Exercise materials —
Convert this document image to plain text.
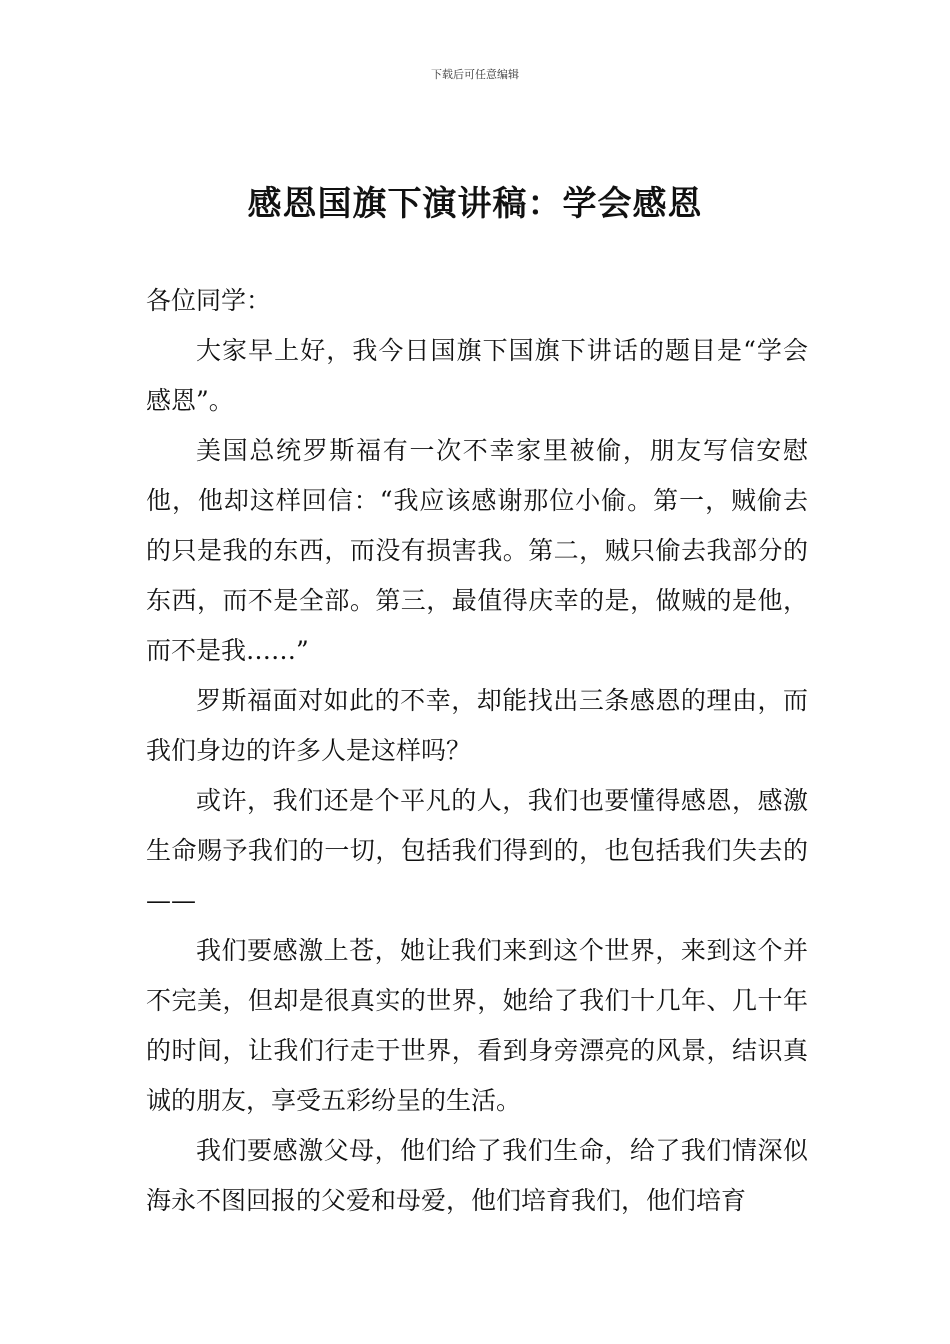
下载后可任意编辑
感恩国旗下演讲稿：学会感恩

各位同学：

大家早上好，我今日国旗下国旗下讲话的题目是“学会感恩”。

美国总统罗斯福有一次不幸家里被偷，朋友写信安慰他，他却这样回信：“我应该感谢那位小偷。第一，贼偷去的只是我的东西，而没有损害我。第二，贼只偷去我部分的东西，而不是全部。第三，最值得庆幸的是，做贼的是他，而不是我……”

罗斯福面对如此的不幸，却能找出三条感恩的理由，而我们身边的许多人是这样吗？

或许，我们还是个平凡的人，我们也要懂得感恩，感激生命赐予我们的一切，包括我们得到的，也包括我们失去的——

我们要感激上苍，她让我们来到这个世界，来到这个并不完美，但却是很真实的世界，她给了我们十几年、几十年的时间，让我们行走于世界，看到身旁漂亮的风景，结识真诚的朋友，享受五彩纷呈的生活。

我们要感激父母，他们给了我们生命，给了我们情深似海永不图回报的父爱和母爱，他们培育我们，他们培育
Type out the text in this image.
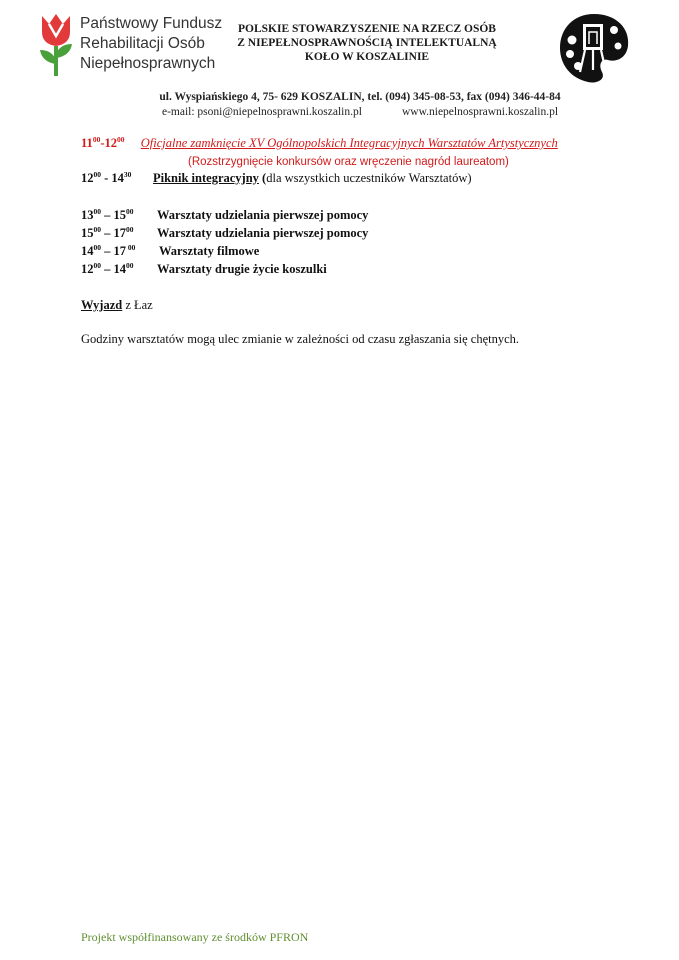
Państwowy Fundusz
Rehabilitacji Osób
Niepełnosprawnych
POLSKIE STOWARZYSZENIE NA RZECZ OSÓB
Z NIEPEŁNOSPRAWNOŚCIĄ INTELEKTUALNĄ
KOŁO W KOSZALINIE
ul. Wyspiańskiego 4, 75- 629 KOSZALIN, tel. (094) 345-08-53, fax (094) 346-44-84
e-mail: psoni@niepelnosprawni.koszalin.pl	www.niepelnosprawni.koszalin.pl
$11^{00}-12^{00}$ Oficjalne zamknięcie XV Ogólnopolskich Integracyjnych Warsztatów Artystycznych
(Rozstrzygnięcie konkursów oraz wręczenie nagród laureatom)
$12^{00} - 14^{30}$ Piknik integracyjny (dla wszystkich uczestników Warsztatów)
$13^{00} - 15^{00}$ Warsztaty udzielania pierwszej pomocy
$15^{00} - 17^{00}$ Warsztaty udzielania pierwszej pomocy
$14^{00} - 17$ $^{00}$ Warsztaty filmowe
$12^{00} - 14^{00}$ Warsztaty drugie życie koszulki
Wyjazd z Łaz
Godziny warsztatów mogą ulec zmianie w zależności od czasu zgłaszania się chętnych.
Projekt współfinansowany ze środków PFRON
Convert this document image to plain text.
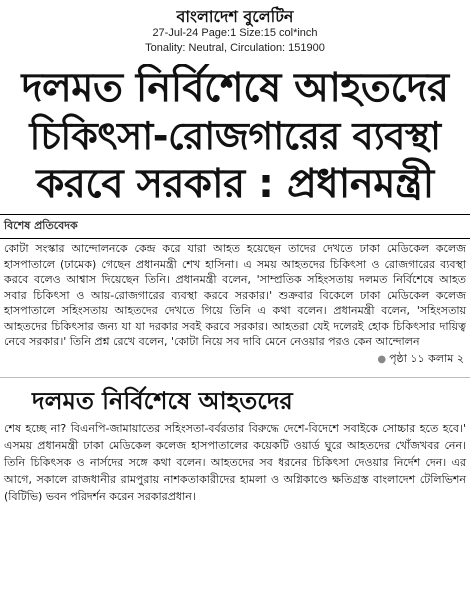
বাংলাদেশ বুলেটিন
27-Jul-24 Page:1 Size:15 col*inch
Tonality: Neutral, Circulation: 151900
দলমত নির্বিশেষে আহতদের
চিকিৎসা-রোজগারের ব্যবস্থা
করবে সরকার : প্রধানমন্ত্রী
বিশেষ প্রতিবেদক

কোটা সংস্কার আন্দোলনকে কেন্দ্র করে যারা আহত হয়েছেন তাদের দেখতে ঢাকা মেডিকেল কলেজ হাসপাতালে (ঢামেক) গেছেন প্রধানমন্ত্রী শেখ হাসিনা। এ সময় আহতদের চিকিৎসা ও রোজগারের ব্যবস্থা করবে বলেও আশ্বাস দিয়েছেন তিনি। প্রধানমন্ত্রী বলেন, 'সাম্প্রতিক সহিংসতায় দলমত নির্বিশেষে আহত সবার চিকিৎসা ও আয়-রোজগারের ব্যবস্থা করবে সরকার।' শুক্রবার বিকেলে ঢাকা মেডিকেল কলেজ হাসপাতালে সহিংসতায় আহতদের দেখতে গিয়ে তিনি এ কথা বলেন। প্রধানমন্ত্রী বলেন, 'সহিংসতায় আহতদের চিকিৎসার জন্য যা যা দরকার সবই করবে সরকার। আহতরা যেই দলেরই হোক চিকিৎসার দায়িত্ব নেবে সরকার।' তিনি প্রশ্ন রেখে বলেন, 'কোটা নিয়ে সব দাবি মেনে নেওয়ার পরও কেন আন্দোলন

● পৃষ্ঠা ১১ কলাম ২
দলমত নির্বিশেষে আহতদের

শেষ হচ্ছে না? বিএনপি-জামায়াতের সহিংসতা-বর্বরতার বিরুদ্ধে দেশে-বিদেশে সবাইকে সোচ্চার হতে হবে।' এসময় প্রধানমন্ত্রী ঢাকা মেডিকেল কলেজ হাসপাতালের কয়েকটি ওয়ার্ড ঘুরে আহতদের খোঁজখবর নেন। তিনি চিকিৎসক ও নার্সদের সঙ্গে কথা বলেন। আহতদের সব ধরনের চিকিৎসা দেওয়ার নির্দেশ দেন। এর আগে, সকালে রাজধানীর রামপুরায় নাশকতাকারীদের হামলা ও অগ্নিকাণ্ডে ক্ষতিগ্রস্ত বাংলাদেশ টেলিভিশন (বিটিভি) ভবন পরিদর্শন করেন সরকারপ্রধান।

Your task —
Each entry gets copied exactly; the pictures stay out.

Response to this task —
Convert this document image to plain text.
下载后可任意编辑
感恩国旗下演讲稿：学会感恩

各位同学：

大家早上好，我今日国旗下国旗下讲话的题目是“学会感恩”。

美国总统罗斯福有一次不幸家里被偷，朋友写信安慰他，他却这样回信：“我应该感谢那位小偷。第一，贼偷去的只是我的东西，而没有损害我。第二，贼只偷去我部分的东西，而不是全部。第三，最值得庆幸的是，做贼的是他，而不是我……”

罗斯福面对如此的不幸，却能找出三条感恩的理由，而我们身边的许多人是这样吗？

或许，我们还是个平凡的人，我们也要懂得感恩，感激生命赐予我们的一切，包括我们得到的，也包括我们失去的——

我们要感激上苍，她让我们来到这个世界，来到这个并不完美，但却是很真实的世界，她给了我们十几年、几十年的时间，让我们行走于世界，看到身旁漂亮的风景，结识真诚的朋友，享受五彩纷呈的生活。

我们要感激父母，他们给了我们生命，给了我们情深似海永不图回报的父爱和母爱，他们培育我们，他们培育
Type out the text in this image.
Państwowy Fundusz
Rehabilitacji Osób
Niepełnosprawnych
POLSKIE STOWARZYSZENIE NA RZECZ OSÓB
Z NIEPEŁNOSPRAWNOŚCIĄ INTELEKTUALNĄ
KOŁO W KOSZALINIE
ul. Wyspiańskiego 4, 75- 629 KOSZALIN, tel. (094) 345-08-53, fax (094) 346-44-84
e-mail: psoni@niepelnosprawni.koszalin.pl	www.niepelnosprawni.koszalin.pl
$11^{00}-12^{00}$ Oficjalne zamknięcie XV Ogólnopolskich Integracyjnych Warsztatów Artystycznych
(Rozstrzygnięcie konkursów oraz wręczenie nagród laureatom)
$12^{00} - 14^{30}$ Piknik integracyjny (dla wszystkich uczestników Warsztatów)
$13^{00} - 15^{00}$ Warsztaty udzielania pierwszej pomocy
$15^{00} - 17^{00}$ Warsztaty udzielania pierwszej pomocy
$14^{00} - 17$ $^{00}$ Warsztaty filmowe
$12^{00} - 14^{00}$ Warsztaty drugie życie koszulki
Wyjazd z Łaz
Godziny warsztatów mogą ulec zmianie w zależności od czasu zgłaszania się chętnych.
Projekt współfinansowany ze środków PFRON
Convert this document image to plain text.
বাংলাদেশ বুলেটিন
27-Jul-24 Page:1 Size:15 col*inch
Tonality: Neutral, Circulation: 151900
দলমত নির্বিশেষে আহতদের
চিকিৎসা-রোজগারের ব্যবস্থা
করবে সরকার : প্রধানমন্ত্রী
বিশেষ প্রতিবেদক

কোটা সংস্কার আন্দোলনকে কেন্দ্র করে যারা আহত হয়েছেন তাদের দেখতে ঢাকা মেডিকেল কলেজ হাসপাতালে (ঢামেক) গেছেন প্রধানমন্ত্রী শেখ হাসিনা। এ সময় আহতদের চিকিৎসা ও রোজগারের ব্যবস্থা করবে বলেও আশ্বাস দিয়েছেন তিনি। প্রধানমন্ত্রী বলেন, 'সাম্প্রতিক সহিংসতায় দলমত নির্বিশেষে আহত সবার চিকিৎসা ও আয়-রোজগারের ব্যবস্থা করবে সরকার।' শুক্রবার বিকেলে ঢাকা মেডিকেল কলেজ হাসপাতালে সহিংসতায় আহতদের দেখতে গিয়ে তিনি এ কথা বলেন। প্রধানমন্ত্রী বলেন, 'সহিংসতায় আহতদের চিকিৎসার জন্য যা যা দরকার সবই করবে সরকার। আহতরা যেই দলেরই হোক চিকিৎসার দায়িত্ব নেবে সরকার।' তিনি প্রশ্ন রেখে বলেন, 'কোটা নিয়ে সব দাবি মেনে নেওয়ার পরও কেন আন্দোলন

● পৃষ্ঠা ১১ কলাম ২
দলমত নির্বিশেষে আহতদের

শেষ হচ্ছে না? বিএনপি-জামায়াতের সহিংসতা-বর্বরতার বিরুদ্ধে দেশে-বিদেশে সবাইকে সোচ্চার হতে হবে।' এসময় প্রধানমন্ত্রী ঢাকা মেডিকেল কলেজ হাসপাতালের কয়েকটি ওয়ার্ড ঘুরে আহতদের খোঁজখবর নেন। তিনি চিকিৎসক ও নার্সদের সঙ্গে কথা বলেন। আহতদের সব ধরনের চিকিৎসা দেওয়ার নির্দেশ দেন। এর আগে, সকালে রাজধানীর রামপুরায় নাশকতাকারীদের হামলা ও অগ্নিকাণ্ডে ক্ষতিগ্রস্ত বাংলাদেশ টেলিভিশন (বিটিভি) ভবন পরিদর্শন করেন সরকারপ্রধান।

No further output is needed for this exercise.